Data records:

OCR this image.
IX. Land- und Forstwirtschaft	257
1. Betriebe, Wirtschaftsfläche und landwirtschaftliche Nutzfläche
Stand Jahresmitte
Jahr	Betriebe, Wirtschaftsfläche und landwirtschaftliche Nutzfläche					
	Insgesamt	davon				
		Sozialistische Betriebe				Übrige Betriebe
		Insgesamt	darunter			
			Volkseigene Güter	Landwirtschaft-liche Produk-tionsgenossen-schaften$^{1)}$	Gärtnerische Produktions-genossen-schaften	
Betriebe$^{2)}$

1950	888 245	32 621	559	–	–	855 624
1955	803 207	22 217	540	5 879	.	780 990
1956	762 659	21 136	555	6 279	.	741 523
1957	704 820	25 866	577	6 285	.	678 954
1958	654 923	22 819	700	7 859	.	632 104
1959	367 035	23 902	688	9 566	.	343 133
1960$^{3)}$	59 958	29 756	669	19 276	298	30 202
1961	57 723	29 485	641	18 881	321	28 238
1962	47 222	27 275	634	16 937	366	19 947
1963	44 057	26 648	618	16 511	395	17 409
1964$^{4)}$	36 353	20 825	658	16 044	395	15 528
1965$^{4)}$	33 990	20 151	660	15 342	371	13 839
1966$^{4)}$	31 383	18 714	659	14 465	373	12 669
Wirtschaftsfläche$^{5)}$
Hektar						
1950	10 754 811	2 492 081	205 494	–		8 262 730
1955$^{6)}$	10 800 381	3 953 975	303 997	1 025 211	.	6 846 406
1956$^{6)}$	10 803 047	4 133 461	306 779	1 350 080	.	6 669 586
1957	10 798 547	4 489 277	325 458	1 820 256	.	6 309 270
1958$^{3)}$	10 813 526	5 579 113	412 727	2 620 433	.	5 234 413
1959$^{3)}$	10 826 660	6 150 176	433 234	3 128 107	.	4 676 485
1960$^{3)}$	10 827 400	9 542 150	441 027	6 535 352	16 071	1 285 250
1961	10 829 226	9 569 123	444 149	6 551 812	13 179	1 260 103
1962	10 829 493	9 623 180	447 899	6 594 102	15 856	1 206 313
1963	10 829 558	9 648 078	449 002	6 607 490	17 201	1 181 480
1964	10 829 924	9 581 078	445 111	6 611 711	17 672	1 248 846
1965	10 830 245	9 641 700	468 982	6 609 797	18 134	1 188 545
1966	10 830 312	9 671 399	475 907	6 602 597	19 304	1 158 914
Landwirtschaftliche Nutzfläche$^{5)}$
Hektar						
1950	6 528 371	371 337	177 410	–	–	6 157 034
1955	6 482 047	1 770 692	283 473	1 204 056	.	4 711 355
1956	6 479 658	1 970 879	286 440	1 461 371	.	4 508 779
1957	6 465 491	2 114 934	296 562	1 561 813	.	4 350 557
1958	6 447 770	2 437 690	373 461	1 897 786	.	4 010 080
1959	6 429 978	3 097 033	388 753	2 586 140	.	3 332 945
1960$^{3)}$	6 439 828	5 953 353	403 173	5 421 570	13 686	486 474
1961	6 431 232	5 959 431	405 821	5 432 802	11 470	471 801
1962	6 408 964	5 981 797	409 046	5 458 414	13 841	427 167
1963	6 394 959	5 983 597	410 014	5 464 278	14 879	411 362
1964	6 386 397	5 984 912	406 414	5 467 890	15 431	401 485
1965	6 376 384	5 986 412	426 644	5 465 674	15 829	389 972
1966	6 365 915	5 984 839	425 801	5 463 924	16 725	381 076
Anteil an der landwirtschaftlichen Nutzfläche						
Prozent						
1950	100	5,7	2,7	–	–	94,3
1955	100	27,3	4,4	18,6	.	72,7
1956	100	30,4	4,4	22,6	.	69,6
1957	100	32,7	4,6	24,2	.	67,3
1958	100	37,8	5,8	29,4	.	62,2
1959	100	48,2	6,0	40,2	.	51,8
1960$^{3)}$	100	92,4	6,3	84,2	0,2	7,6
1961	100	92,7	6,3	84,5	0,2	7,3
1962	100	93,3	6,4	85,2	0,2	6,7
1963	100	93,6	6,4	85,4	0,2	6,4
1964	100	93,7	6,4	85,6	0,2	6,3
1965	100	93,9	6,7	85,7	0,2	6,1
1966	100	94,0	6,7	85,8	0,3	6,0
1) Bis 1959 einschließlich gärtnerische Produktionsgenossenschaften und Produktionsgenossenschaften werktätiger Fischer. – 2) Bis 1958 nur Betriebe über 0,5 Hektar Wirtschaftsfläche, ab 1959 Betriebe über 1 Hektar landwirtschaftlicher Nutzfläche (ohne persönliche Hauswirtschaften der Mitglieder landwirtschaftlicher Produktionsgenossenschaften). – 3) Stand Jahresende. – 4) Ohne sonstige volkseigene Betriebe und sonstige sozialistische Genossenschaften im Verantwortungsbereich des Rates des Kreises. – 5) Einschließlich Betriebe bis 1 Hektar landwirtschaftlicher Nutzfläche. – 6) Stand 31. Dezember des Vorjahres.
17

• YOUR TASK:
Using the listing above, show every line that includes the string "Insgesamt".

• RESULT BELOW:
	Insgesamt	davon				
		Insgesamt	darunter			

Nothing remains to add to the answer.